* [Record set]:
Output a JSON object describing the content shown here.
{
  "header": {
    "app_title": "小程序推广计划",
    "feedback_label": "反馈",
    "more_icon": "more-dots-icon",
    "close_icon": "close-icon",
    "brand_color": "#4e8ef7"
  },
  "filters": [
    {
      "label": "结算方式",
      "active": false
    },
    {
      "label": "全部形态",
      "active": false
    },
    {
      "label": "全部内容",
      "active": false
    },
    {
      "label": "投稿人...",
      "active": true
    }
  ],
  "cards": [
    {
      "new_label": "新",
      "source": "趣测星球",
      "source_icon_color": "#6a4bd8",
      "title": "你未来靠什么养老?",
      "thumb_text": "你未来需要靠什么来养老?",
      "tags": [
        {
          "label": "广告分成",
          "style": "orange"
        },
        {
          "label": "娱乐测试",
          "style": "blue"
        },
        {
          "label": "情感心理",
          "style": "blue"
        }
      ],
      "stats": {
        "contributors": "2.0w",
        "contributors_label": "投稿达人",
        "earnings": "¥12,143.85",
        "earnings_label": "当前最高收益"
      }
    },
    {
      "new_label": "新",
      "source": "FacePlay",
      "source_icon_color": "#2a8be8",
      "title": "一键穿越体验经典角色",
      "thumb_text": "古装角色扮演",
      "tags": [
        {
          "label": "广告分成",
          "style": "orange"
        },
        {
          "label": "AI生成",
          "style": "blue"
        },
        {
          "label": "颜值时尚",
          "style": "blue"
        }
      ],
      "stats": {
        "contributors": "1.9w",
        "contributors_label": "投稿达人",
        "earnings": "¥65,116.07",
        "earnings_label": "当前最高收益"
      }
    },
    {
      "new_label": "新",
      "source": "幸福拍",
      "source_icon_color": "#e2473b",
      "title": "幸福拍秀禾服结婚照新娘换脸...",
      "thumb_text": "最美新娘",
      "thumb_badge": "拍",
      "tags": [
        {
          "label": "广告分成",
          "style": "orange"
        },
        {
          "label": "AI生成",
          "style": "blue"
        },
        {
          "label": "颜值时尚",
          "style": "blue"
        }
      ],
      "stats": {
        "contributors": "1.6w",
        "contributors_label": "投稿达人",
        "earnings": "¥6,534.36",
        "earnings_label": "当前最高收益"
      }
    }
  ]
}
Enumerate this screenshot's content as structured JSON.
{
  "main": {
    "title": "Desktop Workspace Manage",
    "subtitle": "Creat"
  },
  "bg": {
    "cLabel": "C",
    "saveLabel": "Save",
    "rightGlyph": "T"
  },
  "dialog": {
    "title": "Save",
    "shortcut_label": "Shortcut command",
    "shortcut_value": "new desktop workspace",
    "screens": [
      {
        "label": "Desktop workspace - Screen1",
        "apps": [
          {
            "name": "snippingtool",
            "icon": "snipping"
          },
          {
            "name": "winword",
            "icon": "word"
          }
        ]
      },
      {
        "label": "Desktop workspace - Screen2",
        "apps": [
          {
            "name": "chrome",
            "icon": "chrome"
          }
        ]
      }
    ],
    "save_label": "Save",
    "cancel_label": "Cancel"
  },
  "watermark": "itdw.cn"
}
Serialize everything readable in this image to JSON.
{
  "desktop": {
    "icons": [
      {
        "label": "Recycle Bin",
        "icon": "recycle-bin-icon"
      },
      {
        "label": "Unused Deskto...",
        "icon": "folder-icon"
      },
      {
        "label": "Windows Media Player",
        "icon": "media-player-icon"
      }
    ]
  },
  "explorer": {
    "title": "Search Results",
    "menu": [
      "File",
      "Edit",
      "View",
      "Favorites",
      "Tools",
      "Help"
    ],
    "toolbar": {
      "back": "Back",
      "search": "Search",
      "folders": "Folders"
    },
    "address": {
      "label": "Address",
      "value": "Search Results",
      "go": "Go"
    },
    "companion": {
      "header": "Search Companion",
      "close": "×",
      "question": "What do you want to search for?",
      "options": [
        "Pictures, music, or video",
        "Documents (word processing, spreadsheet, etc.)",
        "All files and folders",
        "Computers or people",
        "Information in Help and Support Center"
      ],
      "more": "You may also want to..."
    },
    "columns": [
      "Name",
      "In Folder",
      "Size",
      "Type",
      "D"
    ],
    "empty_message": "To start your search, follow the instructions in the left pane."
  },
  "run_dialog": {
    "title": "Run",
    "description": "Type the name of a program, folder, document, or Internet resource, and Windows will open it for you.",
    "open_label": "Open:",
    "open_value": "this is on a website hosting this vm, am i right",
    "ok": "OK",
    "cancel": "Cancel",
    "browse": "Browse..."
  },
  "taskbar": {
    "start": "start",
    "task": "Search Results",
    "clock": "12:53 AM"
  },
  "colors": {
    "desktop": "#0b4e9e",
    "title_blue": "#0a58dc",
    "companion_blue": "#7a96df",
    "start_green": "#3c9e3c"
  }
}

* [Directions for this task]: Transcribe the material above word for word.

* [Worked answer]:
Output a JSON object describing the content shown here.
{
  "header": {
    "app_title": "小程序推广计划",
    "feedback_label": "反馈",
    "more_icon": "more-dots-icon",
    "close_icon": "close-icon",
    "brand_color": "#4e8ef7"
  },
  "filters": [
    {
      "label": "结算方式",
      "active": false
    },
    {
      "label": "全部形态",
      "active": false
    },
    {
      "label": "全部内容",
      "active": false
    },
    {
      "label": "投稿人...",
      "active": true
    }
  ],
  "cards": [
    {
      "new_label": "新",
      "source": "趣测星球",
      "source_icon_color": "#6a4bd8",
      "title": "你未来靠什么养老?",
      "thumb_text": "你未来需要靠什么来养老?",
      "tags": [
        {
          "label": "广告分成",
          "style": "orange"
        },
        {
          "label": "娱乐测试",
          "style": "blue"
        },
        {
          "label": "情感心理",
          "style": "blue"
        }
      ],
      "stats": {
        "contributors": "2.0w",
        "contributors_label": "投稿达人",
        "earnings": "¥12,143.85",
        "earnings_label": "当前最高收益"
      }
    },
    {
      "new_label": "新",
      "source": "FacePlay",
      "source_icon_color": "#2a8be8",
      "title": "一键穿越体验经典角色",
      "thumb_text": "古装角色扮演",
      "tags": [
        {
          "label": "广告分成",
          "style": "orange"
        },
        {
          "label": "AI生成",
          "style": "blue"
        },
        {
          "label": "颜值时尚",
          "style": "blue"
        }
      ],
      "stats": {
        "contributors": "1.9w",
        "contributors_label": "投稿达人",
        "earnings": "¥65,116.07",
        "earnings_label": "当前最高收益"
      }
    },
    {
      "new_label": "新",
      "source": "幸福拍",
      "source_icon_color": "#e2473b",
      "title": "幸福拍秀禾服结婚照新娘换脸...",
      "thumb_text": "最美新娘",
      "thumb_badge": "拍",
      "tags": [
        {
          "label": "广告分成",
          "style": "orange"
        },
        {
          "label": "AI生成",
          "style": "blue"
        },
        {
          "label": "颜值时尚",
          "style": "blue"
        }
      ],
      "stats": {
        "contributors": "1.6w",
        "contributors_label": "投稿达人",
        "earnings": "¥6,534.36",
        "earnings_label": "当前最高收益"
      }
    }
  ]
}
Enumerate this screenshot's content as structured JSON.
{
  "main": {
    "title": "Desktop Workspace Manage",
    "subtitle": "Creat"
  },
  "bg": {
    "cLabel": "C",
    "saveLabel": "Save",
    "rightGlyph": "T"
  },
  "dialog": {
    "title": "Save",
    "shortcut_label": "Shortcut command",
    "shortcut_value": "new desktop workspace",
    "screens": [
      {
        "label": "Desktop workspace - Screen1",
        "apps": [
          {
            "name": "snippingtool",
            "icon": "snipping"
          },
          {
            "name": "winword",
            "icon": "word"
          }
        ]
      },
      {
        "label": "Desktop workspace - Screen2",
        "apps": [
          {
            "name": "chrome",
            "icon": "chrome"
          }
        ]
      }
    ],
    "save_label": "Save",
    "cancel_label": "Cancel"
  },
  "watermark": "itdw.cn"
}
Serialize everything readable in this image to JSON.
{
  "desktop": {
    "icons": [
      {
        "label": "Recycle Bin",
        "icon": "recycle-bin-icon"
      },
      {
        "label": "Unused Deskto...",
        "icon": "folder-icon"
      },
      {
        "label": "Windows Media Player",
        "icon": "media-player-icon"
      }
    ]
  },
  "explorer": {
    "title": "Search Results",
    "menu": [
      "File",
      "Edit",
      "View",
      "Favorites",
      "Tools",
      "Help"
    ],
    "toolbar": {
      "back": "Back",
      "search": "Search",
      "folders": "Folders"
    },
    "address": {
      "label": "Address",
      "value": "Search Results",
      "go": "Go"
    },
    "companion": {
      "header": "Search Companion",
      "close": "×",
      "question": "What do you want to search for?",
      "options": [
        "Pictures, music, or video",
        "Documents (word processing, spreadsheet, etc.)",
        "All files and folders",
        "Computers or people",
        "Information in Help and Support Center"
      ],
      "more": "You may also want to..."
    },
    "columns": [
      "Name",
      "In Folder",
      "Size",
      "Type",
      "D"
    ],
    "empty_message": "To start your search, follow the instructions in the left pane."
  },
  "run_dialog": {
    "title": "Run",
    "description": "Type the name of a program, folder, document, or Internet resource, and Windows will open it for you.",
    "open_label": "Open:",
    "open_value": "this is on a website hosting this vm, am i right",
    "ok": "OK",
    "cancel": "Cancel",
    "browse": "Browse..."
  },
  "taskbar": {
    "start": "start",
    "task": "Search Results",
    "clock": "12:53 AM"
  },
  "colors": {
    "desktop": "#0b4e9e",
    "title_blue": "#0a58dc",
    "companion_blue": "#7a96df",
    "start_green": "#3c9e3c"
  }
}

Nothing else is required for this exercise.